▶ _Entries shown_:
--------

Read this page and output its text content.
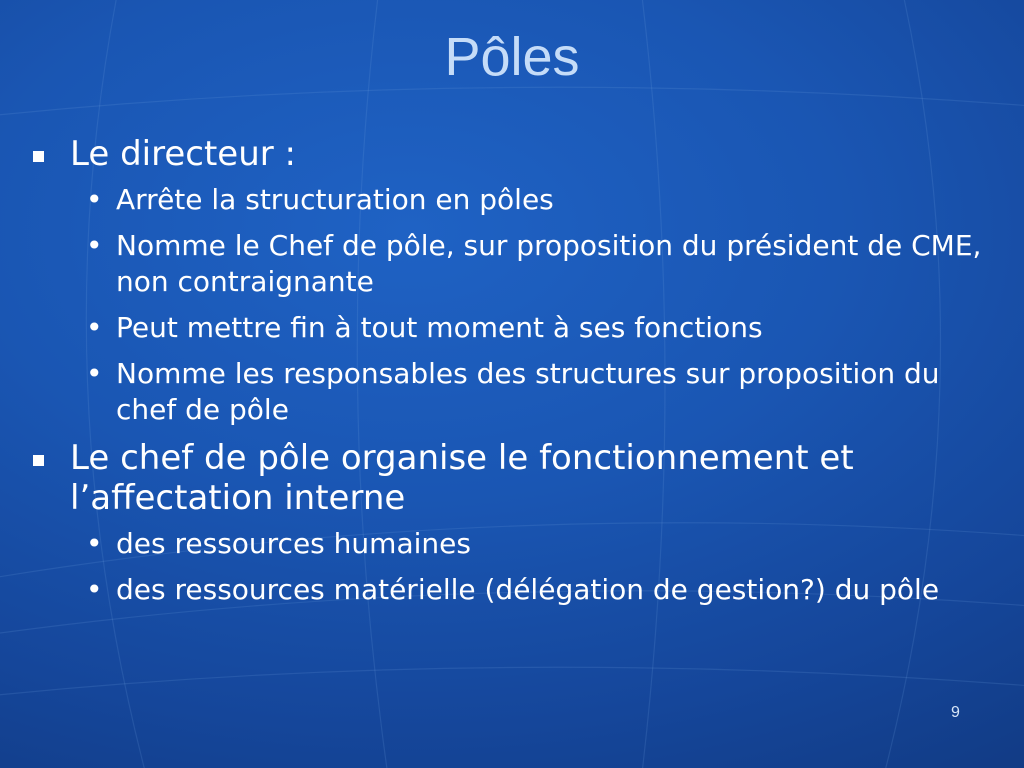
Pôles
Le directeur :
• Arrête la structuration en pôles
• Nomme le Chef de pôle, sur proposition du président de CME, non contraignante
• Peut mettre fin à tout moment à ses fonctions
• Nomme les responsables des structures sur proposition du chef de pôle
Le chef de pôle organise le fonctionnement et l’affectation interne
• des ressources humaines
• des ressources matérielle (délégation de gestion?) du pôle
9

--------

▶ _Required task_:
Copy every line of the material in which the word "ressources" occurs.

▶ _Written response_:
• des ressources humaines
• des ressources matérielle (délégation de gestion?) du pôle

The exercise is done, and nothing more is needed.